----- Available data
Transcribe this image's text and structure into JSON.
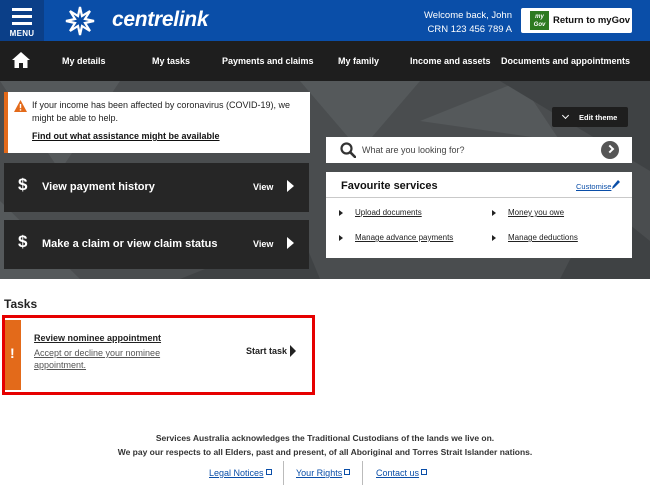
{
  "header": {
    "menu_label": "MENU",
    "brand": "centrelink",
    "welcome_line": "Welcome back,   John",
    "crn_line": "CRN 123 456 789 A",
    "mygov_logo_text": "my Gov",
    "return_label": "Return to myGov"
  },
  "nav": {
    "items": [
      "My details",
      "My tasks",
      "Payments and claims",
      "My family",
      "Income and assets",
      "Documents and appointments"
    ]
  },
  "alert": {
    "message": "If your income has been affected by coronavirus (COVID-19), we might be able to help.",
    "link": "Find out what assistance might be available"
  },
  "actions": [
    {
      "symbol": "$",
      "title": "View payment history",
      "view_label": "View"
    },
    {
      "symbol": "$",
      "title": "Make a claim or view claim status",
      "view_label": "View"
    }
  ],
  "edit_theme_label": "Edit theme",
  "search": {
    "placeholder": "What are you looking for?"
  },
  "favourites": {
    "title": "Favourite services",
    "customise_label": "Customise",
    "links": [
      "Upload documents",
      "Money you owe",
      "Manage advance payments",
      "Manage deductions"
    ]
  },
  "tasks": {
    "heading": "Tasks",
    "items": [
      {
        "marker": "!",
        "title": "Review nominee appointment",
        "description": "Accept or decline your nominee appointment.",
        "action_label": "Start task"
      }
    ]
  },
  "footer": {
    "ack_line1": "Services Australia acknowledges the Traditional Custodians of the lands we live on.",
    "ack_line2": "We pay our respects to all Elders, past and present, of all Aboriginal and Torres Strait Islander nations.",
    "links": [
      "Legal Notices",
      "Your Rights",
      "Contact us"
    ]
  },
  "colors": {
    "header_blue": "#0a4ea8",
    "nav_dark": "#1e1e1e",
    "alert_orange": "#e36a1a",
    "highlight_red": "#e60000",
    "mygov_green": "#2d7a21"
  }
}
----------
### [Task directions]
Return, from the data, each line that has the word "nominee" in it.

### [Output for this task]
        "title": "Review nominee appointment",
        "description": "Accept or decline your nominee appointment.",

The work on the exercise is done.